▸ **Given instruction**
Extract each line where the string "рабочая" shows up.
__________________________________________________
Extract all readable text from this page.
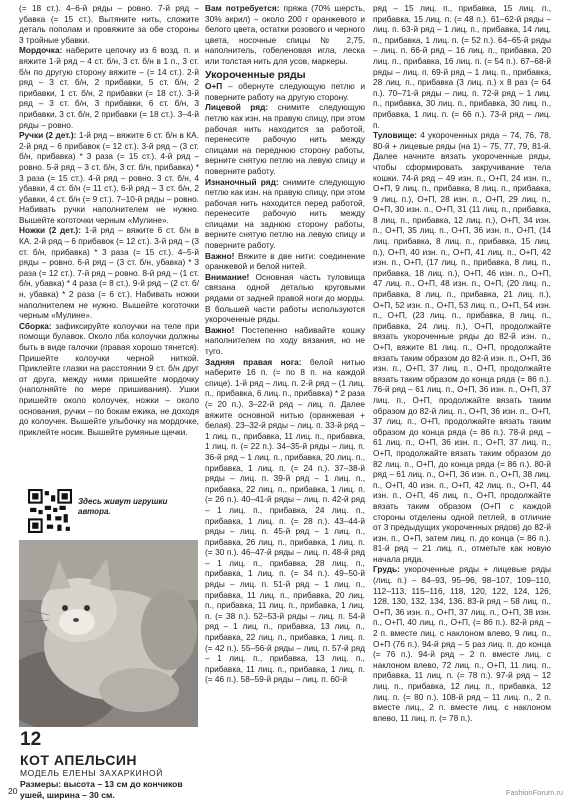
(= 18 ст.). 4–6-й ряды – ровно. 7-й ряд – убавка (= 15 ст.). Вытяните нить, сложите деталь пополам и провяжите за обе стороны 3 тройные убавки.

Мордочка: наберите цепочку из 6 возд. п. и вяжите 1-й ряд – 4 ст. б/н, 3 ст. б/н в 1 п., 3 ст. б/н по другую сторону вяжите – (= 14 ст.). 2-й ряд – 3 ст. б/н, 2 прибавки, 5 ст. б/н, 2 прибавки, 1 ст. б/н, 2 прибавки (= 18 ст.). 3-й ряд – 3 ст. б/н, 3 прибавки, 6 ст. б/н, 3 прибавки, 3 ст. б/н, 2 прибавки (= 18 ст.). 3–4-й ряды – ровно.

Ручки (2 дет.): 1-й ряд – вяжите 6 ст. б/н в КА. 2-й ряд – 6 прибавок (= 12 ст.). 3-й ряд – (3 ст. б/н, прибавка) * 3 раза (= 15 ст.). 4-й ряд – ровно. 5-й ряд – 3 ст. б/н, 3 ст. б/н, прибавка) * 3 раза (= 15 ст.). 4-й ряд – ровно. 3 ст. б/н, 4 убавки, 4 ст. б/н (= 11 ст.). 6-й ряд – 3 ст. б/н, 2 убавки, 4 ст. б/н (= 9 ст.). 7–10-й ряды – ровно. Набивать ручки наполнителем не нужно. Вышейте коготочки черным «Мулине».

Ножки (2 дет.): 1-й ряд – вяжите 6 ст. б/н в КА. 2-й ряд – 6 прибавок (= 12 ст.). 3-й ряд – (3 ст. б/н, прибавка) * 3 раза (= 15 ст.). 4–5-й ряды – ровно. 6-й ряд – (3 ст. б/н, убавка) * 3 раза (= 12 ст.). 7-й ряд – ровно. 8-й ряд – (1 ст. б/н, убавка) * 4 раза (= 8 ст.). 9-й ряд – (2 ст. б/н, убавка) * 2 раза (= 6 ст.). Набивать ножки наполнителем не нужно. Вышейте коготочки черным «Мулине».

Сборка: зафиксируйте колоучки на теле при помощи булавок. Около лба колоучки должны быть в виде галочки (правая хорошо тянется). Пришейте колоучки черной ниткой. Приклейте глазки на расстоянии 9 ст. б/н друг от друга, между ними пришейте мордочку (наполняйте по мере пришивания). Ушки пришейте около колоучек, ножки – около основания, ручки – по бокам ежика, не доходя до колоучек. Вышейте улыбочку на мордочке, приклейте носик. Вышейте румяные щечки.

Вам потребуется: пряжа (70% шерсть, 30% акрил) – около 200 г оранжевого и белого цвета, остатки розового и черного цвета, носочные спицы № 2,75, наполнитель, гобеленовая игла, леска или толстая нить для усов, маркеры.

Укороченные ряды

О+П – обернуте следующую петлю и поверните работу на другую сторону.

Лицевой ряд: снимите следующую петлю как изн. на правую спицу, при этом рабочая нить находится за работой, перенесите рабочую нить между спицами на переднюю сторону работы, верните снятую петлю на левую спицу и поверните работу.

Изнаночный ряд: снимите следующую петлю как изн. на правую спицу, при этом рабочая нить находится перед работой, перенесите рабочую нить между спицами на заднюю сторону работы, верните снятую петлю на левую спицу и поверните работу.

Важно! Вяжите в две нити: соединение оранжевой и белой нитей.

Внимание! Основная часть туловища связана одной деталью круговыми рядами от задней правой ноги до морды. В большей части работы используются укороченные ряды.

Важно! Постепенно набивайте кошку наполнителем по ходу вязания, но не туго.

Задняя правая нога: белой нитью наберите 16 п. (= по 8 п. на каждой спице). 1-й ряд – лиц. п. 2-й ряд – (1 лиц. п., прибавка, 6 лиц. п., прибавка) * 2 раза (= 20 п.). 3–22-й ряд – лиц. п. Далее вяжите основной нитью (оранжевая + белая). 23–32-й ряды – лиц. п. 33-й ряд – 1 лиц. п., прибавка, 11 лиц. п., прибавка, 1 лиц. п. (= 22 п.). 34–35-й ряды – лиц. п. 36-й ряд – 1 лиц. п., прибавка, 20 лиц. п., прибавка, 1 лиц. п. (= 24 п.). 37–38-й ряды – лиц. п. 39-й ряд – 1 лиц. п., прибавка, 22 лиц. п., прибавка, 1 лиц. п. (= 26 п.). 40–41-й ряды – лиц. п. 42-й ряд – 1 лиц. п., прибавка, 24 лиц. п., прибавка, 1 лиц. п. (= 28 п.). 43–44-й ряды – лиц. п. 45-й ряд – 1 лиц. п., прибавка, 26 лиц. п., прибавка, 1 лиц. п. (= 30 п.). 46–47-й ряды – лиц. п. 48-й ряд – 1 лиц. п., прибавка, 28 лиц. п., прибавка, 1 лиц. п. (= 34 п.). 49–50-й ряды – лиц. п. 51-й ряд – 1 лиц. п., прибавка, 11 лиц. п., прибавка, 20 лиц. п., прибавка, 11 лиц. п., прибавка, 1 лиц. п. (= 38 п.). 52–53-й ряды – лиц. п. 54-й ряд – 1 лиц. п., прибавка, 13 лиц. п., прибавка, 22 лиц. п., прибавка, 1 лиц. п. (= 42 п.). 55–56-й ряды – лиц. п. 57-й ряд – 1 лиц. п., прибавка, 13 лиц. п., прибавка, 11 лиц. п., прибавка, 1 лиц. п. (= 46 п.). 58–59-й ряды – лиц. п. 60-й

ряд – 15 лиц. п., прибавка, 15 лиц. п., прибавка, 15 лиц. п. (= 48 п.). 61–62-й ряды – лиц. п. 63-й ряд – 1 лиц. п., прибавка, 14 лиц. п., прибавка, 1 лиц. п. (= 52 п.). 64–65-й ряды – лиц. п. 66-й ряд – 16 лиц. п., прибавка, 20 лиц. п., прибавка, 16 лиц. п. (= 54 п.). 67–68-й ряды – лиц. п. 69-й ряд – 1 лиц. п., прибавка, 28 лиц. п., прибавка (3 лиц. п.) x 8 раз (= 64 п.). 70–71-й ряды – лиц. п. 72-й ряд – 1 лиц. п., прибавка, 30 лиц. п., прибавка, 30 лиц. п., прибавка, 1 лиц. п. (= 66 п.). 73-й ряд – лиц. п.

Туловище: 4 укороченных ряда – 74, 76, 78, 80-й + лицевые ряды (на 1) – 75, 77, 79, 81-й. Далее начните вязать укороченные ряды, чтобы сформировать закручивание тела кошки. 74-й ряд – 49 изн. п., О+П, 24 изн. п., О+П, 9 лиц. п., прибавка, 8 лиц. п., прибавка, 9 лиц. п.), О+П, 28 изн. п., О+П, 29 лиц. п., О+П, 30 изн. п., О+П, 31 (11 лиц. п., прибавка, 8 лиц. п., прибавка, 12 лиц. п.), О+П, 34 изн. п., О+П, 35 лиц. п., О+П, 36 изн. п., О+П, (14 лиц. прибавка, 8 лиц. п., прибавка, 15 лиц. п.), О+П, 40 изн. п., О+П, 41 лиц. п., О+П, 42 изн. п., О+П, (17 лиц. п., прибавка, 8 лиц. п., прибавка, 18 лиц. п.), О+П, 46 изн. п., О+П, 47 лиц. п., О+П, 48 изн. п., О+П, (20 лиц. п., прибавка, 8 лиц. п., прибавка, 21 лиц. п.), О+П, 52 изн. п., О+П, 53 лиц. п., О+П, 54 изн. п., О+П, (23 лиц. п., прибавка, 8 лиц. п., прибавка, 24 лиц. п.), О+П, продолжайте вязать укороченные ряды до 82-й изн. п., О+П, вяжите 81 лиц. п., О+П, продолжайте вязать таким образом до 82-й изн. п., О+П, 36 изн. п., О+П, 37 лиц. п., О+П, продолжайте вязать таким образом до конца ряда (= 86 п.). 76-й ряд – 61 лиц. п., О+П, 36 изн. п., О+П, 37 лиц. п., О+П, продолжайте вязать таким образом до 82-й лиц. п., О+П, 36 изн. п., О+П, 37 лиц. п., О+П, продолжайте вязать таким образом до конца ряда (= 86 п.). 78-й ряд – 61 лиц. п., О+П, 36 изн. п., О+П, 37 лиц. п., О+П, продолжайте вязать таким образом до 82 лиц. п., О+П, до конца ряда (= 86 п.). 80-й ряд – 61 лиц. п., О+П, 36 изн. п., О+П, 38 лиц. п., О+П, 40 изн. п., О+П, 42 лиц. п., О+П, 44 изн. п., О+П, 46 лиц. п., О+П, продолжайте вязать таким образом (О+П с каждой стороны отделены одной петлей, в отличие от 3 предыдущих укороченных рядов) до 82-й изн. п., О+П, затем лиц. п. до конца (= 86 п.). 81-й ряд – 21 лиц. п., отметьте как новую начала ряда.

Грудь: укороченные ряды + лицевые ряды (лиц. п.) – 84–93, 95–96, 98–107, 109–110, 112–113, 115–116, 118, 120, 122, 124, 126, 128, 130, 132, 134, 136. 83-й ряд – 58 лиц. п., О+П, 36 изн. п., О+П, 37 лиц. п., О+П, 38 изн. п., О+П, 40 лиц. п., О+П, (= 86 п.). 82-й ряд – 2 п. вместе лиц. с наклоном влево, 9 лиц. п., О+П (76 п.). 94-й ряд – 5 раз лиц. п. до конца (= 76 п.). 94-й ряд – 2 п. вместе лиц. с наклоном влево, 72 лиц. п., О+П, 11 лиц. п., прибавка, 11 лиц. п. (= 78 п.). 97-й ряд – 12 лиц. п., прибавка, 12 лиц. п., прибавка, 12 лиц. п. (= 80 п.). 108-й ряд – 11 лиц. п., 2 п. вместе лиц., 2 п. вместе лиц. с наклоном влево, 11 лиц. п. (= 78 п.).

Здесь живут игрушки автора.
12
КОТ АПЕЛЬСИН
МОДЕЛЬ ЕЛЕНЫ ЗАХАРКИНОЙ
Размеры: высота – 13 см до кончиков ушей, ширина – 30 см.
20	FashionForum.ru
__________________________________________________
▸ **Complete output**
Лицевой ряд: снимите следующую петлю как изн. на правую спицу, при этом рабочая нить находится за работой, перенесите рабочую нить между спицами на переднюю сторону работы, верните снятую петлю на левую спицу и поверните работу.
Изнаночный ряд: снимите следующую петлю как изн. на правую спицу, при этом рабочая нить находится перед работой, перенесите рабочую нить между спицами на заднюю сторону работы, верните снятую петлю на левую спицу и поверните работу.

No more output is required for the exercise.